BEGIN
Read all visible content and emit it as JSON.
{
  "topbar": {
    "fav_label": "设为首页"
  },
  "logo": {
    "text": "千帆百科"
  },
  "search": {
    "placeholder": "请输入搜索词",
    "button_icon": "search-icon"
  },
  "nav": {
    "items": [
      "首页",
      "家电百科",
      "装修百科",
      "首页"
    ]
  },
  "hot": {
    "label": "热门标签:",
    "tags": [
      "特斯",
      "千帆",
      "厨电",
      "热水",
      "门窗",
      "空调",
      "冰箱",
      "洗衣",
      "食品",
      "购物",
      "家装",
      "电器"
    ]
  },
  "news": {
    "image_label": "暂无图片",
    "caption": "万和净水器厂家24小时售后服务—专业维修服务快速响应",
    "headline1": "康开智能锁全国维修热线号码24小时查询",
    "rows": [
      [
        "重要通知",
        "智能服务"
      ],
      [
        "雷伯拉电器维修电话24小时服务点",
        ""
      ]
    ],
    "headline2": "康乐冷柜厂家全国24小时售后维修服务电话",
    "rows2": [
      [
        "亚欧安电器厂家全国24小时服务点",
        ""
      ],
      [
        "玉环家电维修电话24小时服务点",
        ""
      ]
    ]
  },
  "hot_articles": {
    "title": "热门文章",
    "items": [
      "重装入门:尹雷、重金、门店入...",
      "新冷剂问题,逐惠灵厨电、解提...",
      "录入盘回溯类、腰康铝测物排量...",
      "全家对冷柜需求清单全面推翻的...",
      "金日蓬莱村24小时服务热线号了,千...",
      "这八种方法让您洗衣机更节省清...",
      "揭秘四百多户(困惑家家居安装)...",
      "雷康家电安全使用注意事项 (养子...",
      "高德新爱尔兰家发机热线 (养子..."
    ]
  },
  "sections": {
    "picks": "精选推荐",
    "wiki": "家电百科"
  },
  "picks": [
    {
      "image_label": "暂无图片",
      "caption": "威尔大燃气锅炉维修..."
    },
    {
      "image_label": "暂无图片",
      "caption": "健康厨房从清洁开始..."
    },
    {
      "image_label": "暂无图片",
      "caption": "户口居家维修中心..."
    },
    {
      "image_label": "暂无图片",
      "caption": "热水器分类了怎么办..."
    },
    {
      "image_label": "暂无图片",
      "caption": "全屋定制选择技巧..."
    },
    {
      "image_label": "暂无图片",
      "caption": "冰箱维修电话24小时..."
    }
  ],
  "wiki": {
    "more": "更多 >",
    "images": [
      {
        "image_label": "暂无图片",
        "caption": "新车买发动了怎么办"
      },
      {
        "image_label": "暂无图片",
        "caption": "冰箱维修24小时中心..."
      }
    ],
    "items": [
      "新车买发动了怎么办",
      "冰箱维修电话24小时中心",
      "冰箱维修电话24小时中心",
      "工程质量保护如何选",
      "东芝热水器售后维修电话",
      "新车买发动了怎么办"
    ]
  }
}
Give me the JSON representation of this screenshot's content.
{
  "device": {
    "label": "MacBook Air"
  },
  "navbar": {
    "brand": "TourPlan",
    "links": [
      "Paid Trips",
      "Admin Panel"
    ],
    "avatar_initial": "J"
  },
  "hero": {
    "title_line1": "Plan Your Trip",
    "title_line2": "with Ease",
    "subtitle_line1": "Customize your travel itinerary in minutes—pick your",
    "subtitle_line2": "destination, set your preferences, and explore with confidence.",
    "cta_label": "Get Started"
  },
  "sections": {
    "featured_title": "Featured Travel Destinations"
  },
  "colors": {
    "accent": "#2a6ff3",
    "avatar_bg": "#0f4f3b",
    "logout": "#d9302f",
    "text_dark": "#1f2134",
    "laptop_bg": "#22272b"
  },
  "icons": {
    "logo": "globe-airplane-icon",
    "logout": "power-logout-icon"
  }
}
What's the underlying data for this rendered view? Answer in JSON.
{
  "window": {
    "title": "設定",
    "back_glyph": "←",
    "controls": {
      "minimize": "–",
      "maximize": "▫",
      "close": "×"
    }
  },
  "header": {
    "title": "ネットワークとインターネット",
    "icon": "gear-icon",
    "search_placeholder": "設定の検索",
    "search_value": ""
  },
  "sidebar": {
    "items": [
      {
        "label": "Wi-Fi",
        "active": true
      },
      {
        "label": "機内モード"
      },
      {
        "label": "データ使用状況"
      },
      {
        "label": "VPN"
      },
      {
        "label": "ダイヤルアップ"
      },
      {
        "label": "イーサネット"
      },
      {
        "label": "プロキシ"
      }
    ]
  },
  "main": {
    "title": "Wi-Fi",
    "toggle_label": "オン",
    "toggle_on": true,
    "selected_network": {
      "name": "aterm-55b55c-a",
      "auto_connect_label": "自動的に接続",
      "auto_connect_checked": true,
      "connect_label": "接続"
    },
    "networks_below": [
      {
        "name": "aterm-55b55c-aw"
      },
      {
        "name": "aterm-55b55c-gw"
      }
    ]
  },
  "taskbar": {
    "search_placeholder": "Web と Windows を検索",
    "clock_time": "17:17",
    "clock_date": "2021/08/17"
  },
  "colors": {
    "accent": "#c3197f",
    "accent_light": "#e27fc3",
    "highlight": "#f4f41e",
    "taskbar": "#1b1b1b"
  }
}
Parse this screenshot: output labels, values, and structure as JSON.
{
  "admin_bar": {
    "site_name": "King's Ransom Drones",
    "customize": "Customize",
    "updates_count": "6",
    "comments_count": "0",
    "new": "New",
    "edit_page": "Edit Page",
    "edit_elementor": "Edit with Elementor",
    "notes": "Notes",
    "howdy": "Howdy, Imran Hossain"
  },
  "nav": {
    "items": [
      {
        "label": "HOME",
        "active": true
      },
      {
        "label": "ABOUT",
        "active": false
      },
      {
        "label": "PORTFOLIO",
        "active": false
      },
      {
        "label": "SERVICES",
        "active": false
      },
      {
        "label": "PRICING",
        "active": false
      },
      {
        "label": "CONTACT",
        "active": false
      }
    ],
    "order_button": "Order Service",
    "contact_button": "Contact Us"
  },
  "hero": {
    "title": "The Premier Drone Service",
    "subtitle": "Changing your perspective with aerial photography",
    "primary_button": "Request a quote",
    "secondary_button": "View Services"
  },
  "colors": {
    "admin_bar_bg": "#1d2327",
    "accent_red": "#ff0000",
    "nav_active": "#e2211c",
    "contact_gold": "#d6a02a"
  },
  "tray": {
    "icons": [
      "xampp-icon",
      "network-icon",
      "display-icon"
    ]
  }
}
END
» Work to do:
Faithfully reproduce all of the records, character for character.

» Exercise response:
Read all visible content and emit it as JSON.
{
  "topbar": {
    "fav_label": "设为首页"
  },
  "logo": {
    "text": "千帆百科"
  },
  "search": {
    "placeholder": "请输入搜索词",
    "button_icon": "search-icon"
  },
  "nav": {
    "items": [
      "首页",
      "家电百科",
      "装修百科",
      "首页"
    ]
  },
  "hot": {
    "label": "热门标签:",
    "tags": [
      "特斯",
      "千帆",
      "厨电",
      "热水",
      "门窗",
      "空调",
      "冰箱",
      "洗衣",
      "食品",
      "购物",
      "家装",
      "电器"
    ]
  },
  "news": {
    "image_label": "暂无图片",
    "caption": "万和净水器厂家24小时售后服务—专业维修服务快速响应",
    "headline1": "康开智能锁全国维修热线号码24小时查询",
    "rows": [
      [
        "重要通知",
        "智能服务"
      ],
      [
        "雷伯拉电器维修电话24小时服务点",
        ""
      ]
    ],
    "headline2": "康乐冷柜厂家全国24小时售后维修服务电话",
    "rows2": [
      [
        "亚欧安电器厂家全国24小时服务点",
        ""
      ],
      [
        "玉环家电维修电话24小时服务点",
        ""
      ]
    ]
  },
  "hot_articles": {
    "title": "热门文章",
    "items": [
      "重装入门:尹雷、重金、门店入...",
      "新冷剂问题,逐惠灵厨电、解提...",
      "录入盘回溯类、腰康铝测物排量...",
      "全家对冷柜需求清单全面推翻的...",
      "金日蓬莱村24小时服务热线号了,千...",
      "这八种方法让您洗衣机更节省清...",
      "揭秘四百多户(困惑家家居安装)...",
      "雷康家电安全使用注意事项 (养子...",
      "高德新爱尔兰家发机热线 (养子..."
    ]
  },
  "sections": {
    "picks": "精选推荐",
    "wiki": "家电百科"
  },
  "picks": [
    {
      "image_label": "暂无图片",
      "caption": "威尔大燃气锅炉维修..."
    },
    {
      "image_label": "暂无图片",
      "caption": "健康厨房从清洁开始..."
    },
    {
      "image_label": "暂无图片",
      "caption": "户口居家维修中心..."
    },
    {
      "image_label": "暂无图片",
      "caption": "热水器分类了怎么办..."
    },
    {
      "image_label": "暂无图片",
      "caption": "全屋定制选择技巧..."
    },
    {
      "image_label": "暂无图片",
      "caption": "冰箱维修电话24小时..."
    }
  ],
  "wiki": {
    "more": "更多 >",
    "images": [
      {
        "image_label": "暂无图片",
        "caption": "新车买发动了怎么办"
      },
      {
        "image_label": "暂无图片",
        "caption": "冰箱维修24小时中心..."
      }
    ],
    "items": [
      "新车买发动了怎么办",
      "冰箱维修电话24小时中心",
      "冰箱维修电话24小时中心",
      "工程质量保护如何选",
      "东芝热水器售后维修电话",
      "新车买发动了怎么办"
    ]
  }
}
Give me the JSON representation of this screenshot's content.
{
  "device": {
    "label": "MacBook Air"
  },
  "navbar": {
    "brand": "TourPlan",
    "links": [
      "Paid Trips",
      "Admin Panel"
    ],
    "avatar_initial": "J"
  },
  "hero": {
    "title_line1": "Plan Your Trip",
    "title_line2": "with Ease",
    "subtitle_line1": "Customize your travel itinerary in minutes—pick your",
    "subtitle_line2": "destination, set your preferences, and explore with confidence.",
    "cta_label": "Get Started"
  },
  "sections": {
    "featured_title": "Featured Travel Destinations"
  },
  "colors": {
    "accent": "#2a6ff3",
    "avatar_bg": "#0f4f3b",
    "logout": "#d9302f",
    "text_dark": "#1f2134",
    "laptop_bg": "#22272b"
  },
  "icons": {
    "logo": "globe-airplane-icon",
    "logout": "power-logout-icon"
  }
}
What's the underlying data for this rendered view? Answer in JSON.
{
  "window": {
    "title": "設定",
    "back_glyph": "←",
    "controls": {
      "minimize": "–",
      "maximize": "▫",
      "close": "×"
    }
  },
  "header": {
    "title": "ネットワークとインターネット",
    "icon": "gear-icon",
    "search_placeholder": "設定の検索",
    "search_value": ""
  },
  "sidebar": {
    "items": [
      {
        "label": "Wi-Fi",
        "active": true
      },
      {
        "label": "機内モード"
      },
      {
        "label": "データ使用状況"
      },
      {
        "label": "VPN"
      },
      {
        "label": "ダイヤルアップ"
      },
      {
        "label": "イーサネット"
      },
      {
        "label": "プロキシ"
      }
    ]
  },
  "main": {
    "title": "Wi-Fi",
    "toggle_label": "オン",
    "toggle_on": true,
    "selected_network": {
      "name": "aterm-55b55c-a",
      "auto_connect_label": "自動的に接続",
      "auto_connect_checked": true,
      "connect_label": "接続"
    },
    "networks_below": [
      {
        "name": "aterm-55b55c-aw"
      },
      {
        "name": "aterm-55b55c-gw"
      }
    ]
  },
  "taskbar": {
    "search_placeholder": "Web と Windows を検索",
    "clock_time": "17:17",
    "clock_date": "2021/08/17"
  },
  "colors": {
    "accent": "#c3197f",
    "accent_light": "#e27fc3",
    "highlight": "#f4f41e",
    "taskbar": "#1b1b1b"
  }
}
Parse this screenshot: output labels, values, and structure as JSON.
{
  "admin_bar": {
    "site_name": "King's Ransom Drones",
    "customize": "Customize",
    "updates_count": "6",
    "comments_count": "0",
    "new": "New",
    "edit_page": "Edit Page",
    "edit_elementor": "Edit with Elementor",
    "notes": "Notes",
    "howdy": "Howdy, Imran Hossain"
  },
  "nav": {
    "items": [
      {
        "label": "HOME",
        "active": true
      },
      {
        "label": "ABOUT",
        "active": false
      },
      {
        "label": "PORTFOLIO",
        "active": false
      },
      {
        "label": "SERVICES",
        "active": false
      },
      {
        "label": "PRICING",
        "active": false
      },
      {
        "label": "CONTACT",
        "active": false
      }
    ],
    "order_button": "Order Service",
    "contact_button": "Contact Us"
  },
  "hero": {
    "title": "The Premier Drone Service",
    "subtitle": "Changing your perspective with aerial photography",
    "primary_button": "Request a quote",
    "secondary_button": "View Services"
  },
  "colors": {
    "admin_bar_bg": "#1d2327",
    "accent_red": "#ff0000",
    "nav_active": "#e2211c",
    "contact_gold": "#d6a02a"
  },
  "tray": {
    "icons": [
      "xampp-icon",
      "network-icon",
      "display-icon"
    ]
  }
}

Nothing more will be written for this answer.